/---
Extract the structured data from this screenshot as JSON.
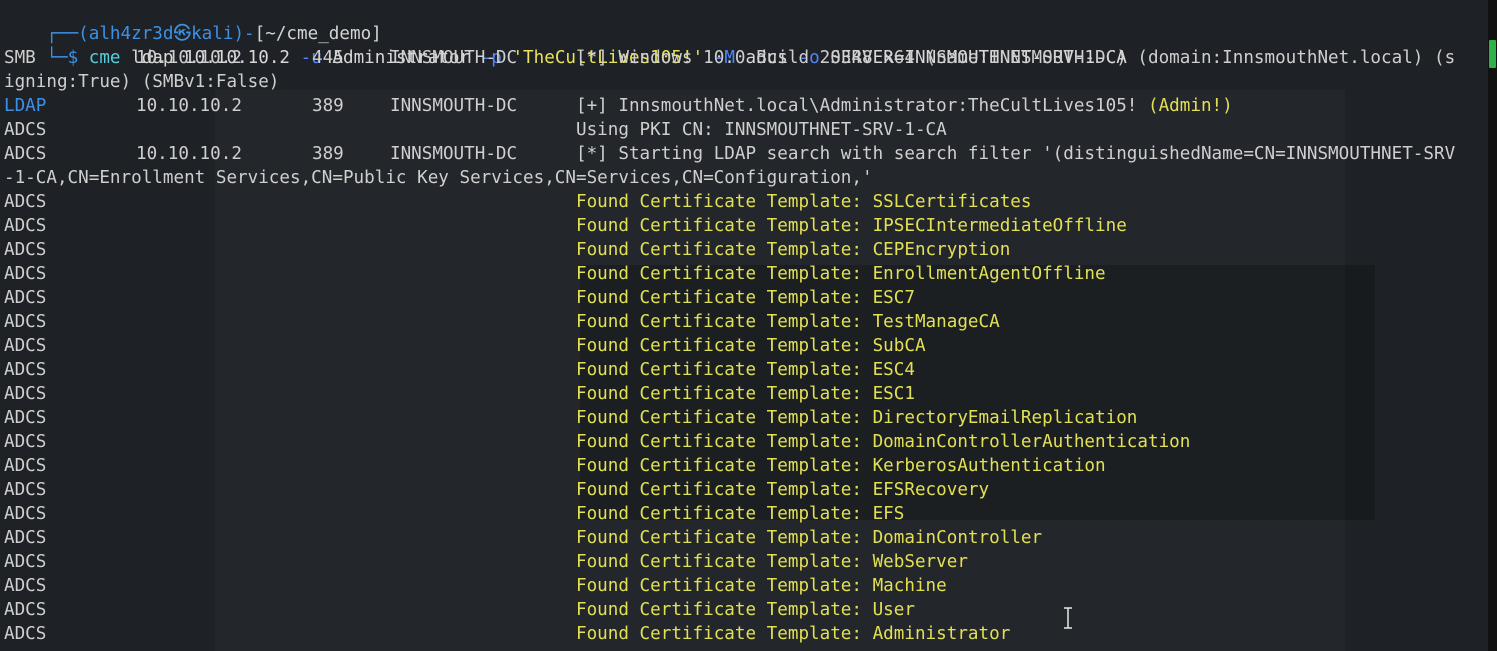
{
  "prompt": {
    "user_host": "(alh4zr3d㉿kali)",
    "path": "[~/cme_demo]",
    "dollar": "$"
  },
  "command": {
    "tool": "cme",
    "args1": " ldap 10.10.10.2 ",
    "flag_u": "-u",
    "user": " Administrator ",
    "flag_p": "-p",
    "password": " 'TheCultLives105!' ",
    "flag_M": "-M",
    "module": " adcs ",
    "flag_o": "-o",
    "option": " SERVER=INNSMOUTHNET-SRV-1-CA"
  },
  "output": [
    {
      "proto": "SMB",
      "ip": "10.10.10.2",
      "port": "445",
      "host": "INNSMOUTH-DC",
      "msg": "[*] Windows 10.0 Build 20348 x64 (name:INNSMOUTH-DC) (domain:InnsmouthNet.local) (s"
    },
    {
      "cont": "igning:True) (SMBv1:False)"
    },
    {
      "proto": "LDAP",
      "ip": "10.10.10.2",
      "port": "389",
      "host": "INNSMOUTH-DC",
      "msg": "[+] InnsmouthNet.local\\Administrator:TheCultLives105! ",
      "msg2": "(Admin!)"
    },
    {
      "proto": "ADCS",
      "msg": "Using PKI CN: INNSMOUTHNET-SRV-1-CA"
    },
    {
      "proto": "ADCS",
      "ip": "10.10.10.2",
      "port": "389",
      "host": "INNSMOUTH-DC",
      "msg": "[*] Starting LDAP search with search filter '(distinguishedName=CN=INNSMOUTHNET-SRV"
    },
    {
      "cont": "-1-CA,CN=Enrollment Services,CN=Public Key Services,CN=Services,CN=Configuration,'"
    }
  ],
  "templates_prefix": "Found Certificate Template: ",
  "templates_proto": "ADCS",
  "templates": [
    "SSLCertificates",
    "IPSECIntermediateOffline",
    "CEPEncryption",
    "EnrollmentAgentOffline",
    "ESC7",
    "TestManageCA",
    "SubCA",
    "ESC4",
    "ESC1",
    "DirectoryEmailReplication",
    "DomainControllerAuthentication",
    "KerberosAuthentication",
    "EFSRecovery",
    "EFS",
    "DomainController",
    "WebServer",
    "Machine",
    "User",
    "Administrator"
  ],
  "colors": {
    "background": "#1e2125",
    "prompt": "#3c91e6",
    "command": "#54d0df",
    "string": "#e8e35a",
    "template_text": "#e2e054",
    "scroll_thumb": "#2db34a"
  }
}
\---
Go through the material and select each line with the string "Administrator" in it.

    "user": " Administrator ",
      "msg": "[+] InnsmouthNet.local\\Administrator:TheCultLives105! ",
    "Administrator"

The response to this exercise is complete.